**** Records to process ****

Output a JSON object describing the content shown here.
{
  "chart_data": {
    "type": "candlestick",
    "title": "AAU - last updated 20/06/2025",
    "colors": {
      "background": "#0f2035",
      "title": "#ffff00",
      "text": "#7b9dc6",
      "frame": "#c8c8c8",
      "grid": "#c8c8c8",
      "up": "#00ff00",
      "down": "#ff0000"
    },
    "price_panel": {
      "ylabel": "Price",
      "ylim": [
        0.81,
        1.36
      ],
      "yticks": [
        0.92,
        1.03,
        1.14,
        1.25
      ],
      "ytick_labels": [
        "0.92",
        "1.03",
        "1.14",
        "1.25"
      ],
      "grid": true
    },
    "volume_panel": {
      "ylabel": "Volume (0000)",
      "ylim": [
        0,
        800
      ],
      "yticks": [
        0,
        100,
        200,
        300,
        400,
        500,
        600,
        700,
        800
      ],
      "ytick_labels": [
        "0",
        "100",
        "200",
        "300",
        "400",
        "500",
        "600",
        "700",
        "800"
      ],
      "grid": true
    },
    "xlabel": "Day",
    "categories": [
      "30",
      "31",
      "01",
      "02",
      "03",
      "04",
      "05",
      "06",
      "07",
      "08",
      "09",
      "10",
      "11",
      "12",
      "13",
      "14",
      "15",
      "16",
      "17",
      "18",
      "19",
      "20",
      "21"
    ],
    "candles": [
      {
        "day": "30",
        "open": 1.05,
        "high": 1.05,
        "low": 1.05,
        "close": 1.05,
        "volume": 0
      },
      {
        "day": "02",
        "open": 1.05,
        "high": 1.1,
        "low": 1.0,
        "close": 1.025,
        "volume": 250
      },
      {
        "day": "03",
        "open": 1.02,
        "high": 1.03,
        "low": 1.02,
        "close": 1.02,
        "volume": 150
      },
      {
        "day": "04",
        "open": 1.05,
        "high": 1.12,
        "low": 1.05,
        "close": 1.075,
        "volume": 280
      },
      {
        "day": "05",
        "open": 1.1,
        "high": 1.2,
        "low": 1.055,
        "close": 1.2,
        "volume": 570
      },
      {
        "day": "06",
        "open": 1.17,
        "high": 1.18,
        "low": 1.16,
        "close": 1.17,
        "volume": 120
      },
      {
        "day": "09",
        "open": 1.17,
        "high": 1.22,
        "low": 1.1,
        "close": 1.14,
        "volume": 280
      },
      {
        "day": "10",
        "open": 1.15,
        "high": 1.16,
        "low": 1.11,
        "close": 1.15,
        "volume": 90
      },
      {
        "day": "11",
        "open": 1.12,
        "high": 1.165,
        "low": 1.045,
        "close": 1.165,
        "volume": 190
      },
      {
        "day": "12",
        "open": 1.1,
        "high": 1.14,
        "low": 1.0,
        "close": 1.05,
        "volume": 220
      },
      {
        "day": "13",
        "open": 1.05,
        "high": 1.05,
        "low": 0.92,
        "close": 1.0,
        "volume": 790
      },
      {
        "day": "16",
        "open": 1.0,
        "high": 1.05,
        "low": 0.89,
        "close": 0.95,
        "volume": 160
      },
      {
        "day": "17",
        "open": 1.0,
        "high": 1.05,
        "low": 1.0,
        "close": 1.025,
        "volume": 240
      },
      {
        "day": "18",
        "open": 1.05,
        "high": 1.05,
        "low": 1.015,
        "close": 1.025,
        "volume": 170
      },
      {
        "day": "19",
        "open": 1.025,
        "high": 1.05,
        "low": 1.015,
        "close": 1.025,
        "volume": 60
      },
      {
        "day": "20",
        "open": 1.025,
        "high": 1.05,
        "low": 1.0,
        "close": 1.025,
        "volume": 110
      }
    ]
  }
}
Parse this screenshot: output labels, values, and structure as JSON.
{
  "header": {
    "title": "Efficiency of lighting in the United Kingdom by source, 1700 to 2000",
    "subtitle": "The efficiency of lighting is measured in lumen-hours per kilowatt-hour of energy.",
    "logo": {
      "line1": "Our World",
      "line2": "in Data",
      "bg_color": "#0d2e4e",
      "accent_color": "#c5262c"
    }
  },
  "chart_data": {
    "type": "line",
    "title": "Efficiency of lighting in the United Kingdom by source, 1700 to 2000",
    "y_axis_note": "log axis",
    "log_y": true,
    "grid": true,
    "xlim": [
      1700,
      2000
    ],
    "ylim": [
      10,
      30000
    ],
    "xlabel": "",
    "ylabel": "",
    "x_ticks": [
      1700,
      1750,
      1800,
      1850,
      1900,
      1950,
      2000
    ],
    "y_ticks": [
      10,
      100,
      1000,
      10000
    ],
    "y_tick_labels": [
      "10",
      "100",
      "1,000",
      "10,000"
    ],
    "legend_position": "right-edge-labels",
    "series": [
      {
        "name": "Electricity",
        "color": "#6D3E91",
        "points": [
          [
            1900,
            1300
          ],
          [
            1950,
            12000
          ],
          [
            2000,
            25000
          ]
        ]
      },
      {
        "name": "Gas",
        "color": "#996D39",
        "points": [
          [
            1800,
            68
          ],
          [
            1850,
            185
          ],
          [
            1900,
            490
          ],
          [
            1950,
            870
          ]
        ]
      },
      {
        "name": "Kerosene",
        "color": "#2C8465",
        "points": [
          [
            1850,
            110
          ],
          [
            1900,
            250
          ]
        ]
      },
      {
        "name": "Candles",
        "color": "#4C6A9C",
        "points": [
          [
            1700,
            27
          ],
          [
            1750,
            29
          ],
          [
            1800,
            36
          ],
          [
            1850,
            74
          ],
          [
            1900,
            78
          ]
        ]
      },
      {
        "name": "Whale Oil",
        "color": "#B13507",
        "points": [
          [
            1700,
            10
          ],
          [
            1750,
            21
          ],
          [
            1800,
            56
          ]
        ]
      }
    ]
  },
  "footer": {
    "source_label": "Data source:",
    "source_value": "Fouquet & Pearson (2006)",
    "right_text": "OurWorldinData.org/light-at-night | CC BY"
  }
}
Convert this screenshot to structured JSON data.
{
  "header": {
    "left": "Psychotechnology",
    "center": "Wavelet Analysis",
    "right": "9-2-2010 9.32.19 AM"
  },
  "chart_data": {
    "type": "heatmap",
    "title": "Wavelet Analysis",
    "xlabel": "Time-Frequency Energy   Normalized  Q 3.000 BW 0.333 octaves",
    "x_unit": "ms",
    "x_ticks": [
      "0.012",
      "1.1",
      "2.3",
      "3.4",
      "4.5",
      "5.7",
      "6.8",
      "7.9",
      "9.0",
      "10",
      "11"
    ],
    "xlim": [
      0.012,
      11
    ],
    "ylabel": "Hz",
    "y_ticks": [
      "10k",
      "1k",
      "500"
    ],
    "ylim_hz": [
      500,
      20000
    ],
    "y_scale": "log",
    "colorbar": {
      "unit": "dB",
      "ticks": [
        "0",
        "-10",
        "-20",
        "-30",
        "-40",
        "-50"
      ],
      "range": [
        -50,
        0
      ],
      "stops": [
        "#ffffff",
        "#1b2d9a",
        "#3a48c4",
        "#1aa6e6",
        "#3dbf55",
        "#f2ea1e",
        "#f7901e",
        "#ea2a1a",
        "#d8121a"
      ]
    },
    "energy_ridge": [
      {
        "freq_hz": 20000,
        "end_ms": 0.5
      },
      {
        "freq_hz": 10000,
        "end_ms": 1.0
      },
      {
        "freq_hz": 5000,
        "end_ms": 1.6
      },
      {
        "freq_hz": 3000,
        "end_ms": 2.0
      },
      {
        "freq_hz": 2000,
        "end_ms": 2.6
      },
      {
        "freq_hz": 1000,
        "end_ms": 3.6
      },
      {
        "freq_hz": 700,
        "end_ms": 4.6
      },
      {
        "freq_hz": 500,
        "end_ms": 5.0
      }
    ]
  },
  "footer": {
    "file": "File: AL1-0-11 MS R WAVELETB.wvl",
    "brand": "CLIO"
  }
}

****

• What the exercise asks: Copy out every line of the data that includes "grid".

• In response:
      "grid": "#c8c8c8",
      "grid": true
      "grid": true
    "grid": true,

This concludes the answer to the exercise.